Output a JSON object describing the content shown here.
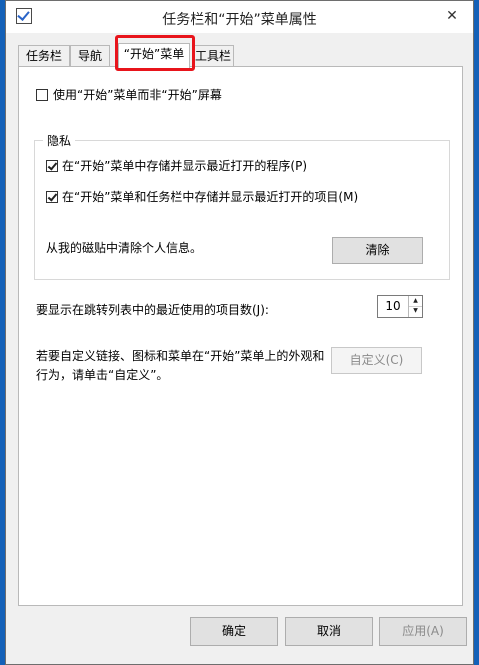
{
  "window": {
    "title": "任务栏和“开始”菜单属性",
    "close_glyph": "✕",
    "app_icon": "checkbox-app-icon"
  },
  "tabs": [
    {
      "label": "任务栏"
    },
    {
      "label": "导航"
    },
    {
      "label": "“开始”菜单",
      "active": true,
      "highlighted": true
    },
    {
      "label": "工具栏"
    }
  ],
  "start_menu": {
    "use_start_screen_label": "使用“开始”菜单而非“开始”屏幕",
    "use_start_screen_checked": false
  },
  "privacy": {
    "group_title": "隐私",
    "store_programs_label": "在“开始”菜单中存储并显示最近打开的程序(P)",
    "store_programs_checked": true,
    "store_items_label": "在“开始”菜单和任务栏中存储并显示最近打开的项目(M)",
    "store_items_checked": true,
    "clear_tiles_label": "从我的磁贴中清除个人信息。",
    "clear_button": "清除"
  },
  "jump_list": {
    "label": "要显示在跳转列表中的最近使用的项目数(J):",
    "value": "10"
  },
  "customize": {
    "text_line1": "若要自定义链接、图标和菜单在“开始”菜单上的外观和",
    "text_line2": "行为，请单击“自定义”。",
    "button": "自定义(C)"
  },
  "footer": {
    "ok": "确定",
    "cancel": "取消",
    "apply": "应用(A)"
  },
  "colors": {
    "highlight": "#e8141b",
    "desktop": "#1d6cc4"
  }
}
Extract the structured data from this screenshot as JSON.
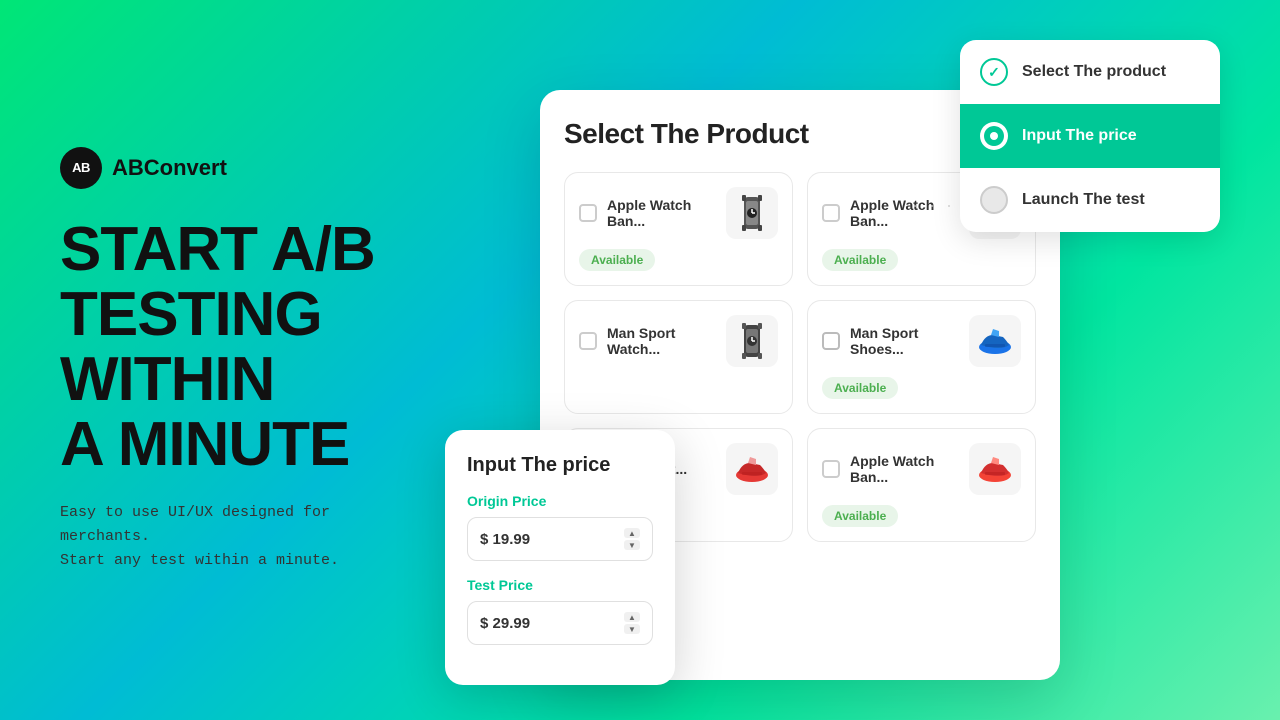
{
  "logo": {
    "icon_text": "AB",
    "name": "ABConvert"
  },
  "headline": "START A/B\nTESTING\nWITHIN\nA MINUTE",
  "subtitle": "Easy to use UI/UX designed for merchants.\nStart any test within a minute.",
  "main_card": {
    "title": "Select The  Product",
    "products": [
      {
        "id": 1,
        "name": "Apple Watch Ban...",
        "status": "Available",
        "icon": "⌚",
        "icon_color": "#555"
      },
      {
        "id": 2,
        "name": "Apple Watch Ban...",
        "status": "Available",
        "icon": "⌚",
        "icon_color": "#333"
      },
      {
        "id": 3,
        "name": "Man Sport Watch...",
        "status": null,
        "icon": "⌚",
        "icon_color": "#444"
      },
      {
        "id": 4,
        "name": "Man Sport Shoes...",
        "status": "Available",
        "icon": "👟",
        "icon_color": "#1a73e8"
      },
      {
        "id": 5,
        "name": "Man Sport...",
        "status": null,
        "icon": "👟",
        "icon_color": "#e53935"
      },
      {
        "id": 6,
        "name": "Apple Watch Ban...",
        "status": "Available",
        "icon": "👟",
        "icon_color": "#e53935"
      }
    ]
  },
  "price_popup": {
    "title": "Input The price",
    "origin_label": "Origin Price",
    "origin_value": "$ 19.99",
    "test_label": "Test Price",
    "test_value": "$ 29.99"
  },
  "steps": [
    {
      "id": 1,
      "label": "Select The product",
      "state": "completed"
    },
    {
      "id": 2,
      "label": "Input The price",
      "state": "active"
    },
    {
      "id": 3,
      "label": "Launch The test",
      "state": "inactive"
    }
  ],
  "colors": {
    "accent": "#00c896",
    "text_dark": "#111111",
    "badge_green": "#4caf50",
    "badge_bg": "#e8f5e9"
  }
}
....
→ **GIVEN PROBLEM**: Reproduce all of the material exactly, apart from the pictures.

→ **RESULT**:
Output a JSON object describing the content shown here.
{
  "window": {
    "title": "任务栏和“开始”菜单属性",
    "close_glyph": "✕",
    "app_icon": "checkbox-app-icon"
  },
  "tabs": [
    {
      "label": "任务栏"
    },
    {
      "label": "导航"
    },
    {
      "label": "“开始”菜单",
      "active": true,
      "highlighted": true
    },
    {
      "label": "工具栏"
    }
  ],
  "start_menu": {
    "use_start_screen_label": "使用“开始”菜单而非“开始”屏幕",
    "use_start_screen_checked": false
  },
  "privacy": {
    "group_title": "隐私",
    "store_programs_label": "在“开始”菜单中存储并显示最近打开的程序(P)",
    "store_programs_checked": true,
    "store_items_label": "在“开始”菜单和任务栏中存储并显示最近打开的项目(M)",
    "store_items_checked": true,
    "clear_tiles_label": "从我的磁贴中清除个人信息。",
    "clear_button": "清除"
  },
  "jump_list": {
    "label": "要显示在跳转列表中的最近使用的项目数(J):",
    "value": "10"
  },
  "customize": {
    "text_line1": "若要自定义链接、图标和菜单在“开始”菜单上的外观和",
    "text_line2": "行为，请单击“自定义”。",
    "button": "自定义(C)"
  },
  "footer": {
    "ok": "确定",
    "cancel": "取消",
    "apply": "应用(A)"
  },
  "colors": {
    "highlight": "#e8141b",
    "desktop": "#1d6cc4"
  }
}
Extract the structured data from this screenshot as JSON.
{
  "logo": {
    "icon_text": "AB",
    "name": "ABConvert"
  },
  "headline": "START A/B\nTESTING\nWITHIN\nA MINUTE",
  "subtitle": "Easy to use UI/UX designed for merchants.\nStart any test within a minute.",
  "main_card": {
    "title": "Select The  Product",
    "products": [
      {
        "id": 1,
        "name": "Apple Watch Ban...",
        "status": "Available",
        "icon": "⌚",
        "icon_color": "#555"
      },
      {
        "id": 2,
        "name": "Apple Watch Ban...",
        "status": "Available",
        "icon": "⌚",
        "icon_color": "#333"
      },
      {
        "id": 3,
        "name": "Man Sport Watch...",
        "status": null,
        "icon": "⌚",
        "icon_color": "#444"
      },
      {
        "id": 4,
        "name": "Man Sport Shoes...",
        "status": "Available",
        "icon": "👟",
        "icon_color": "#1a73e8"
      },
      {
        "id": 5,
        "name": "Man Sport...",
        "status": null,
        "icon": "👟",
        "icon_color": "#e53935"
      },
      {
        "id": 6,
        "name": "Apple Watch Ban...",
        "status": "Available",
        "icon": "👟",
        "icon_color": "#e53935"
      }
    ]
  },
  "price_popup": {
    "title": "Input The price",
    "origin_label": "Origin Price",
    "origin_value": "$ 19.99",
    "test_label": "Test Price",
    "test_value": "$ 29.99"
  },
  "steps": [
    {
      "id": 1,
      "label": "Select The product",
      "state": "completed"
    },
    {
      "id": 2,
      "label": "Input The price",
      "state": "active"
    },
    {
      "id": 3,
      "label": "Launch The test",
      "state": "inactive"
    }
  ],
  "colors": {
    "accent": "#00c896",
    "text_dark": "#111111",
    "badge_green": "#4caf50",
    "badge_bg": "#e8f5e9"
  }
}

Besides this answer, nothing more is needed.